**SET TASKS**.
A) Rewrite the overview line of the notebook that begins "Deep dive the provided directory" as a short list that keeps its main facts.
B) Answer these questions from the notebook, one per line:
(i) What value is assigned to n_clusters?
(ii) Which clustering class is imported from sklearn.cluster?
(iii) What encoding does extract_note_data use to open a file?

**EXCERPT PROVIDED**.
# Directory Deep Content Cluster Visualization

## Overview

- Deep dive the provided directory, a Zettelkasten note-taking repo, to visualize content clusters.


In [None]:
#!/usr/bin/env python3

import os
import re
import yaml
import pandas as pd
import matplotlib.pyplot as plt
from pathlib import Path
from sklearn.feature_extraction.text import TfidfVectorizer
from sklearn.cluster import KMeans
from sklearn.decomposition import PCA

## Configuration

In [None]:
ZettelkastenRoot = "/home/hittjw/Documents/GitHub/obsidian/Zettelkasten" # Update this path
n_clusters = 5

In [None]:

def extract_note_data(filepath):
    with open(filepath, 'r', encoding='utf-8') as f:
        content = f.read()
    
    # 1. Extract YAML Tags
    yaml_tags = []
    yaml_match = re.search(r'^---\s*\n(.*?)\n---\s*\n', content, re.DOTALL)

**Extracted data entries**.
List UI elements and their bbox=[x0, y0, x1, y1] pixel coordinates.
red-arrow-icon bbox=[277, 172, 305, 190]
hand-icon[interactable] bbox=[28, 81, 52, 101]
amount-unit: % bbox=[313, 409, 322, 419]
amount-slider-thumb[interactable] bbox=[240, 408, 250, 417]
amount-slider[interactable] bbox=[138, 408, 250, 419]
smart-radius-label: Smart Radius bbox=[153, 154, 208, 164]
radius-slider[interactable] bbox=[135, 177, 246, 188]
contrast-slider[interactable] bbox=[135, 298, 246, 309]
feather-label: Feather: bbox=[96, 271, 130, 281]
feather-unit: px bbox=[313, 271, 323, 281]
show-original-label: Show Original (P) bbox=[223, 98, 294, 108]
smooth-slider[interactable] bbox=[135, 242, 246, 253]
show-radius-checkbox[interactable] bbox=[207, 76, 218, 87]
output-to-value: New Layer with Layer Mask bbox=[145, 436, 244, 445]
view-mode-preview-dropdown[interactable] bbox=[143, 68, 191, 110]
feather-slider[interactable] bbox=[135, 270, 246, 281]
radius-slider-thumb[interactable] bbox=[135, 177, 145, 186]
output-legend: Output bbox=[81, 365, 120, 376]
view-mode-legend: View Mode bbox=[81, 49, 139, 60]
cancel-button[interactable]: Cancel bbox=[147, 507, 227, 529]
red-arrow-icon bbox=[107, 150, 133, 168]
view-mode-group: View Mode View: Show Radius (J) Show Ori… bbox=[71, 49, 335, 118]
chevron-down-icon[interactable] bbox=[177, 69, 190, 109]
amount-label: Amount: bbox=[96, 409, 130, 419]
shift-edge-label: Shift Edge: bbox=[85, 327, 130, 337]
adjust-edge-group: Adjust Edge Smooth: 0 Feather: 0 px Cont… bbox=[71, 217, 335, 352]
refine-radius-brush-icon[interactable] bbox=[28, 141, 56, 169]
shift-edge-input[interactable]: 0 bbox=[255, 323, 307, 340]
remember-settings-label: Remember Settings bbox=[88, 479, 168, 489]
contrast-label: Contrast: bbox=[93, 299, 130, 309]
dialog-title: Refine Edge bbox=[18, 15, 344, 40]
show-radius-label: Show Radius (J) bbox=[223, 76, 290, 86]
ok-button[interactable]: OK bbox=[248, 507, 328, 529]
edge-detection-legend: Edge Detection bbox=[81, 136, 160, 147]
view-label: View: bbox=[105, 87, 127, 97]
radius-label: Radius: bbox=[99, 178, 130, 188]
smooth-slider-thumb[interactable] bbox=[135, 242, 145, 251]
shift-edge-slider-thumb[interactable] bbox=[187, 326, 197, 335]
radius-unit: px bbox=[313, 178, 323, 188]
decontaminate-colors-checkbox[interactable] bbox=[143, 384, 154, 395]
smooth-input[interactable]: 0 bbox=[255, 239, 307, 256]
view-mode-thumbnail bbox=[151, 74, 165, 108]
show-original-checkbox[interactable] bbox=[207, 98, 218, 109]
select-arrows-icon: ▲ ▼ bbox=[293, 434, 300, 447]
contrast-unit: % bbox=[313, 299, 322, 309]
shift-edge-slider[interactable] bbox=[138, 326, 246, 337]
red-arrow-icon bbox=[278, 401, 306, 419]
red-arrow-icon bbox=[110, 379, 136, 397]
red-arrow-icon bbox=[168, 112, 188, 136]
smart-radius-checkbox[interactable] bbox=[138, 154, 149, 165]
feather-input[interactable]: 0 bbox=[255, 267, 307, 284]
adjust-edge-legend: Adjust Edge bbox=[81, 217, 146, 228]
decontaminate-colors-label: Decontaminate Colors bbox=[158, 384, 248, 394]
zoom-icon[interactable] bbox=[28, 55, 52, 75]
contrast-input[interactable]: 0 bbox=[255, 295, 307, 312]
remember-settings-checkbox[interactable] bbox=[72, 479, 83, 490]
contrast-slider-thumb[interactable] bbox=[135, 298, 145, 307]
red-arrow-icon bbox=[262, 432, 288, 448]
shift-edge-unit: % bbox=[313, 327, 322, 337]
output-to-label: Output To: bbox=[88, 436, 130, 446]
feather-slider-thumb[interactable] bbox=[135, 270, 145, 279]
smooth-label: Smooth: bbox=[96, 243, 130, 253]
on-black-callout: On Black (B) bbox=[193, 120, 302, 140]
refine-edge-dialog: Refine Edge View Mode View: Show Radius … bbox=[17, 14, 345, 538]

**RESPONSES TO THE EXERCISE**.
A)
- Target: the provided directory
- Kind of directory: a Zettelkasten note-taking repo
- Aim: explore it in depth and visualize its content clusters

B)
(i) 5
(ii) KMeans
(iii) utf-8